### WHAT YOU HAVE TO DO:
Extract every entry word for word.

__________________________________________________

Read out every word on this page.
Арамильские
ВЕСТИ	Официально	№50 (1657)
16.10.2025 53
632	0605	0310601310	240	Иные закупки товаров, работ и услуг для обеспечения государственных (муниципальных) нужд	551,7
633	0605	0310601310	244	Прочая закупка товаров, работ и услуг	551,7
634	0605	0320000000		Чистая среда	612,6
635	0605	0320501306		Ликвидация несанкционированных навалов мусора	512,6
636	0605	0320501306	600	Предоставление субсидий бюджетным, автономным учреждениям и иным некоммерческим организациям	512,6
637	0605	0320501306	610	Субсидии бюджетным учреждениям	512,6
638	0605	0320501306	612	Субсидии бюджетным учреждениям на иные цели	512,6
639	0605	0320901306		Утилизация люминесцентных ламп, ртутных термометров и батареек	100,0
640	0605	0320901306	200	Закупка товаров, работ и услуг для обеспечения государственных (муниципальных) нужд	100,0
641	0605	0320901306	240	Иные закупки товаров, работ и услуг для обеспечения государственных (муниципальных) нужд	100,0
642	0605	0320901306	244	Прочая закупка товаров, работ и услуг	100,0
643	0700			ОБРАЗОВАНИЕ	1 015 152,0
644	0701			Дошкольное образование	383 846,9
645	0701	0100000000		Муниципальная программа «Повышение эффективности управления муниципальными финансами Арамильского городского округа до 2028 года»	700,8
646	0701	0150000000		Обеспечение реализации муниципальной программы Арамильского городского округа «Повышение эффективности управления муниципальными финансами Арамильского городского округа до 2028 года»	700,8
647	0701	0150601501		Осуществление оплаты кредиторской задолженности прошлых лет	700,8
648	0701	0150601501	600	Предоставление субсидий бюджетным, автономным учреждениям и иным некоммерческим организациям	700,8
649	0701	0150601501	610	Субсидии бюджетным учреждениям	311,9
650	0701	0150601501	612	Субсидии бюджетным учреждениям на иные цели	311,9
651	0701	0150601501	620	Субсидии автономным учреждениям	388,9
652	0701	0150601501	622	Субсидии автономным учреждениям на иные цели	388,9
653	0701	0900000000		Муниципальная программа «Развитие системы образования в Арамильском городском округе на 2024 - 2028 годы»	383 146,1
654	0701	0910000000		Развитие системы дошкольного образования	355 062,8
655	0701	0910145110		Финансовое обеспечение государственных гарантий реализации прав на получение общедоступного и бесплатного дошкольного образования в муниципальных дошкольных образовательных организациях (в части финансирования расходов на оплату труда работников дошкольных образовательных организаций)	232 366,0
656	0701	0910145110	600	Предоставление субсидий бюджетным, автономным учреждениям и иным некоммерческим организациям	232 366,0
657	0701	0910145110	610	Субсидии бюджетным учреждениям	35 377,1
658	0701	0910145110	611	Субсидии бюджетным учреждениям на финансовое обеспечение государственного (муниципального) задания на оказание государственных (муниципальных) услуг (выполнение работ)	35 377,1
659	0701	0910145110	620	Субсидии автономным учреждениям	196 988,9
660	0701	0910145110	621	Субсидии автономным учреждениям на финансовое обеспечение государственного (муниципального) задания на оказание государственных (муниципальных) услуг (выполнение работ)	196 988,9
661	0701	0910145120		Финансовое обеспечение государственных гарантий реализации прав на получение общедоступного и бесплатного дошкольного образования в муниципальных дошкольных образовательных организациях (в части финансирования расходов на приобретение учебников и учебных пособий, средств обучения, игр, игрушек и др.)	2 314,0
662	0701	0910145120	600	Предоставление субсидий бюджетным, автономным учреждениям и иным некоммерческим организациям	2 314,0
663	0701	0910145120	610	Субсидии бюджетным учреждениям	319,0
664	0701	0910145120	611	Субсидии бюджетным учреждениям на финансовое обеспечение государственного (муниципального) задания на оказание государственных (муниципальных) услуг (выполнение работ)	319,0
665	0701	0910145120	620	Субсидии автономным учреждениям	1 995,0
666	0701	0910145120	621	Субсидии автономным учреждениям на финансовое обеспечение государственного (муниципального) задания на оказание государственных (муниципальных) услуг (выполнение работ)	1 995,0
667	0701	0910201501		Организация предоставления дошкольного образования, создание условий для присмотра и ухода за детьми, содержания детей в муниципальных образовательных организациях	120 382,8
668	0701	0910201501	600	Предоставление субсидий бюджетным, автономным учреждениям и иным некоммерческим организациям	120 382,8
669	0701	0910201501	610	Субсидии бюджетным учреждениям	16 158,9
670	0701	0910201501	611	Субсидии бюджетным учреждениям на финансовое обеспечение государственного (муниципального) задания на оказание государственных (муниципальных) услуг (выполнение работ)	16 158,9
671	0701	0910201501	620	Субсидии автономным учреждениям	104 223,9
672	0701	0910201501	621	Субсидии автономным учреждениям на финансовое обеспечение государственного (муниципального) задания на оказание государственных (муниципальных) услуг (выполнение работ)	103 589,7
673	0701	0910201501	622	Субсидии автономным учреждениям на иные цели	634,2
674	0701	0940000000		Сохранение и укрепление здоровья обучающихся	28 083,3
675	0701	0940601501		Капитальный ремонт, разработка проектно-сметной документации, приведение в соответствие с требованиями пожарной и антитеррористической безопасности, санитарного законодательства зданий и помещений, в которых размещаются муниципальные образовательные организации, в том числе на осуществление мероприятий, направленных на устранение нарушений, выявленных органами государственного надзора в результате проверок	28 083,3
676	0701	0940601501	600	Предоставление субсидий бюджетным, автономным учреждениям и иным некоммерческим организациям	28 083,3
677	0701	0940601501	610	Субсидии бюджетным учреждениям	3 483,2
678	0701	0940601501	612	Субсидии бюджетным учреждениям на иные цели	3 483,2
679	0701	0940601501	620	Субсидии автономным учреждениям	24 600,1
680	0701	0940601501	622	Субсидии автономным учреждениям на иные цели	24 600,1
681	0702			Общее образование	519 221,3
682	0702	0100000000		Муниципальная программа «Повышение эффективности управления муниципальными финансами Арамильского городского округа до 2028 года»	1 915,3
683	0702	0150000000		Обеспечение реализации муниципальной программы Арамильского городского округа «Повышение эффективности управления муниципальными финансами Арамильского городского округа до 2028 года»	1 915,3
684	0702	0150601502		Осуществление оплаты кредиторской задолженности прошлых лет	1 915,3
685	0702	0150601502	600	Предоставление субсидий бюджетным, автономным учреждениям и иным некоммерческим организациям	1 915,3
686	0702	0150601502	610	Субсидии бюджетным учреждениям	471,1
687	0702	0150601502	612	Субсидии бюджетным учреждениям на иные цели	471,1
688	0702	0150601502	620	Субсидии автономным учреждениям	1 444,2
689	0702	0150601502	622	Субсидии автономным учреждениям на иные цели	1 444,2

__________________________________________________

### SOLUTION FOR THIS EXERCISE:
Read out every word on this page.
Арамильские
ВЕСТИ	Официально	№50 (1657)
16.10.2025 53
632	0605	0310601310	240	Иные закупки товаров, работ и услуг для обеспечения государственных (муниципальных) нужд	551,7
633	0605	0310601310	244	Прочая закупка товаров, работ и услуг	551,7
634	0605	0320000000		Чистая среда	612,6
635	0605	0320501306		Ликвидация несанкционированных навалов мусора	512,6
636	0605	0320501306	600	Предоставление субсидий бюджетным, автономным учреждениям и иным некоммерческим организациям	512,6
637	0605	0320501306	610	Субсидии бюджетным учреждениям	512,6
638	0605	0320501306	612	Субсидии бюджетным учреждениям на иные цели	512,6
639	0605	0320901306		Утилизация люминесцентных ламп, ртутных термометров и батареек	100,0
640	0605	0320901306	200	Закупка товаров, работ и услуг для обеспечения государственных (муниципальных) нужд	100,0
641	0605	0320901306	240	Иные закупки товаров, работ и услуг для обеспечения государственных (муниципальных) нужд	100,0
642	0605	0320901306	244	Прочая закупка товаров, работ и услуг	100,0
643	0700			ОБРАЗОВАНИЕ	1 015 152,0
644	0701			Дошкольное образование	383 846,9
645	0701	0100000000		Муниципальная программа «Повышение эффективности управления муниципальными финансами Арамильского городского округа до 2028 года»	700,8
646	0701	0150000000		Обеспечение реализации муниципальной программы Арамильского городского округа «Повышение эффективности управления муниципальными финансами Арамильского городского округа до 2028 года»	700,8
647	0701	0150601501		Осуществление оплаты кредиторской задолженности прошлых лет	700,8
648	0701	0150601501	600	Предоставление субсидий бюджетным, автономным учреждениям и иным некоммерческим организациям	700,8
649	0701	0150601501	610	Субсидии бюджетным учреждениям	311,9
650	0701	0150601501	612	Субсидии бюджетным учреждениям на иные цели	311,9
651	0701	0150601501	620	Субсидии автономным учреждениям	388,9
652	0701	0150601501	622	Субсидии автономным учреждениям на иные цели	388,9
653	0701	0900000000		Муниципальная программа «Развитие системы образования в Арамильском городском округе на 2024 - 2028 годы»	383 146,1
654	0701	0910000000		Развитие системы дошкольного образования	355 062,8
655	0701	0910145110		Финансовое обеспечение государственных гарантий реализации прав на получение общедоступного и бесплатного дошкольного образования в муниципальных дошкольных образовательных организациях (в части финансирования расходов на оплату труда работников дошкольных образовательных организаций)	232 366,0
656	0701	0910145110	600	Предоставление субсидий бюджетным, автономным учреждениям и иным некоммерческим организациям	232 366,0
657	0701	0910145110	610	Субсидии бюджетным учреждениям	35 377,1
658	0701	0910145110	611	Субсидии бюджетным учреждениям на финансовое обеспечение государственного (муниципального) задания на оказание государственных (муниципальных) услуг (выполнение работ)	35 377,1
659	0701	0910145110	620	Субсидии автономным учреждениям	196 988,9
660	0701	0910145110	621	Субсидии автономным учреждениям на финансовое обеспечение государственного (муниципального) задания на оказание государственных (муниципальных) услуг (выполнение работ)	196 988,9
661	0701	0910145120		Финансовое обеспечение государственных гарантий реализации прав на получение общедоступного и бесплатного дошкольного образования в муниципальных дошкольных образовательных организациях (в части финансирования расходов на приобретение учебников и учебных пособий, средств обучения, игр, игрушек и др.)	2 314,0
662	0701	0910145120	600	Предоставление субсидий бюджетным, автономным учреждениям и иным некоммерческим организациям	2 314,0
663	0701	0910145120	610	Субсидии бюджетным учреждениям	319,0
664	0701	0910145120	611	Субсидии бюджетным учреждениям на финансовое обеспечение государственного (муниципального) задания на оказание государственных (муниципальных) услуг (выполнение работ)	319,0
665	0701	0910145120	620	Субсидии автономным учреждениям	1 995,0
666	0701	0910145120	621	Субсидии автономным учреждениям на финансовое обеспечение государственного (муниципального) задания на оказание государственных (муниципальных) услуг (выполнение работ)	1 995,0
667	0701	0910201501		Организация предоставления дошкольного образования, создание условий для присмотра и ухода за детьми, содержания детей в муниципальных образовательных организациях	120 382,8
668	0701	0910201501	600	Предоставление субсидий бюджетным, автономным учреждениям и иным некоммерческим организациям	120 382,8
669	0701	0910201501	610	Субсидии бюджетным учреждениям	16 158,9
670	0701	0910201501	611	Субсидии бюджетным учреждениям на финансовое обеспечение государственного (муниципального) задания на оказание государственных (муниципальных) услуг (выполнение работ)	16 158,9
671	0701	0910201501	620	Субсидии автономным учреждениям	104 223,9
672	0701	0910201501	621	Субсидии автономным учреждениям на финансовое обеспечение государственного (муниципального) задания на оказание государственных (муниципальных) услуг (выполнение работ)	103 589,7
673	0701	0910201501	622	Субсидии автономным учреждениям на иные цели	634,2
674	0701	0940000000		Сохранение и укрепление здоровья обучающихся	28 083,3
675	0701	0940601501		Капитальный ремонт, разработка проектно-сметной документации, приведение в соответствие с требованиями пожарной и антитеррористической безопасности, санитарного законодательства зданий и помещений, в которых размещаются муниципальные образовательные организации, в том числе на осуществление мероприятий, направленных на устранение нарушений, выявленных органами государственного надзора в результате проверок	28 083,3
676	0701	0940601501	600	Предоставление субсидий бюджетным, автономным учреждениям и иным некоммерческим организациям	28 083,3
677	0701	0940601501	610	Субсидии бюджетным учреждениям	3 483,2
678	0701	0940601501	612	Субсидии бюджетным учреждениям на иные цели	3 483,2
679	0701	0940601501	620	Субсидии автономным учреждениям	24 600,1
680	0701	0940601501	622	Субсидии автономным учреждениям на иные цели	24 600,1
681	0702			Общее образование	519 221,3
682	0702	0100000000		Муниципальная программа «Повышение эффективности управления муниципальными финансами Арамильского городского округа до 2028 года»	1 915,3
683	0702	0150000000		Обеспечение реализации муниципальной программы Арамильского городского округа «Повышение эффективности управления муниципальными финансами Арамильского городского округа до 2028 года»	1 915,3
684	0702	0150601502		Осуществление оплаты кредиторской задолженности прошлых лет	1 915,3
685	0702	0150601502	600	Предоставление субсидий бюджетным, автономным учреждениям и иным некоммерческим организациям	1 915,3
686	0702	0150601502	610	Субсидии бюджетным учреждениям	471,1
687	0702	0150601502	612	Субсидии бюджетным учреждениям на иные цели	471,1
688	0702	0150601502	620	Субсидии автономным учреждениям	1 444,2
689	0702	0150601502	622	Субсидии автономным учреждениям на иные цели	1 444,2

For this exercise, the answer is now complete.